__Task description__.
Copy the records word for word, from their first line through the line containing "icon: remote control [97,401,140,434]", both included.

--- Begin Provided records ---

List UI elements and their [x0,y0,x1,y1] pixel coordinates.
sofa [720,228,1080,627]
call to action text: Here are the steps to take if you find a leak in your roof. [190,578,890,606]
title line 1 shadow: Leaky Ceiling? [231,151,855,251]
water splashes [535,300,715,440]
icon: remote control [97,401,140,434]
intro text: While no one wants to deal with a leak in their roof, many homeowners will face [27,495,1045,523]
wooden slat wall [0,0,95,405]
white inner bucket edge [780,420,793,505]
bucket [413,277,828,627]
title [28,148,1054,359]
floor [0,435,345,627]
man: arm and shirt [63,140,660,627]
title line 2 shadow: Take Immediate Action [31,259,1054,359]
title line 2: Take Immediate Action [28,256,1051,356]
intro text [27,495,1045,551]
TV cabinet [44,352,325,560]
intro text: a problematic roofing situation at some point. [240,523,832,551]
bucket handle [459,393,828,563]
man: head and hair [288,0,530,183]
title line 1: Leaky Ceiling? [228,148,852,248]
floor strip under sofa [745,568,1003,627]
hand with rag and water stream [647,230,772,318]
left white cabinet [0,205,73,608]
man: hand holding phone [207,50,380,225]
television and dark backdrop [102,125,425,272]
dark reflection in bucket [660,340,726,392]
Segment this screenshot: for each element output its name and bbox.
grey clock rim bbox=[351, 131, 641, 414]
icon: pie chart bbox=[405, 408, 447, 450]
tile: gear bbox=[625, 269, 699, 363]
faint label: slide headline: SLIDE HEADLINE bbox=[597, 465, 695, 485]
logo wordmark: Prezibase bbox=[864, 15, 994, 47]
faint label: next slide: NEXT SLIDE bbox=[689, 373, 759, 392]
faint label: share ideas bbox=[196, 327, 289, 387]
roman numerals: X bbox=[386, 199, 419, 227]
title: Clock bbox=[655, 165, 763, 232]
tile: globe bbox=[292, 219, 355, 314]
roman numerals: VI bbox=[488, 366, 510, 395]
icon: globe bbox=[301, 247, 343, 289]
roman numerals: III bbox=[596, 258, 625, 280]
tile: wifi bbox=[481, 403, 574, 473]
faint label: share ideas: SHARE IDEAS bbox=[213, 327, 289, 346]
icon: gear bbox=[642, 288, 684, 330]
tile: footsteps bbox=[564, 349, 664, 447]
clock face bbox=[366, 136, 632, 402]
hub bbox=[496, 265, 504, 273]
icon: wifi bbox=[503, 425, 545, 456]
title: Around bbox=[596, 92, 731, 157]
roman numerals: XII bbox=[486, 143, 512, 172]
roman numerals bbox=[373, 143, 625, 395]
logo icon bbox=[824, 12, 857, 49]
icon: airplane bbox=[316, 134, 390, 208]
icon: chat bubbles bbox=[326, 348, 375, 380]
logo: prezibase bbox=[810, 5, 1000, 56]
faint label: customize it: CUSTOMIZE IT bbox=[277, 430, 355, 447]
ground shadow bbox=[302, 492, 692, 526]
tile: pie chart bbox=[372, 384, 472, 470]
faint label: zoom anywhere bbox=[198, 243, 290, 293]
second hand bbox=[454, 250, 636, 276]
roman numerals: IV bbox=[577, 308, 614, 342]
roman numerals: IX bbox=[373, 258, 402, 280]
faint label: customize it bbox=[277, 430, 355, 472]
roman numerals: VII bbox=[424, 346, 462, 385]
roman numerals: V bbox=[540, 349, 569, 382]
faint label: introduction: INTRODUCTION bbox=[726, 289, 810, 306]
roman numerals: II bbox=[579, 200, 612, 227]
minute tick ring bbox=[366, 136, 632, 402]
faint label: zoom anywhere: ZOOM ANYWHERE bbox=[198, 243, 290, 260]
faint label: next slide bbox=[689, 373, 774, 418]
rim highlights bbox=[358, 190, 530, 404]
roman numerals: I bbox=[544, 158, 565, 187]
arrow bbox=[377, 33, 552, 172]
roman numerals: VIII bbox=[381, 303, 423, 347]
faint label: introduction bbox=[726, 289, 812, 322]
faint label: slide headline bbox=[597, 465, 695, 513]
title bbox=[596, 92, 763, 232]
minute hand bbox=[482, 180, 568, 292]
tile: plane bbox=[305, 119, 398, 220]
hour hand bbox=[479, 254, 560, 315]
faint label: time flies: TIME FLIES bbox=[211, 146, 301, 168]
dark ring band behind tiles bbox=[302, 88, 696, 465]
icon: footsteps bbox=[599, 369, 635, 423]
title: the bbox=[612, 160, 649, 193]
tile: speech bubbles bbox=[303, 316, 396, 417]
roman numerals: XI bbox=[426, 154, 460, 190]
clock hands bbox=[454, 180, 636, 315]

--- End Provided records ---

__Problem solution__.
List UI elements and their [x0,y0,x1,y1] pixel coordinates.
sofa [720,228,1080,627]
call to action text: Here are the steps to take if you find a leak in your roof. [190,578,890,606]
title line 1 shadow: Leaky Ceiling? [231,151,855,251]
water splashes [535,300,715,440]
icon: remote control [97,401,140,434]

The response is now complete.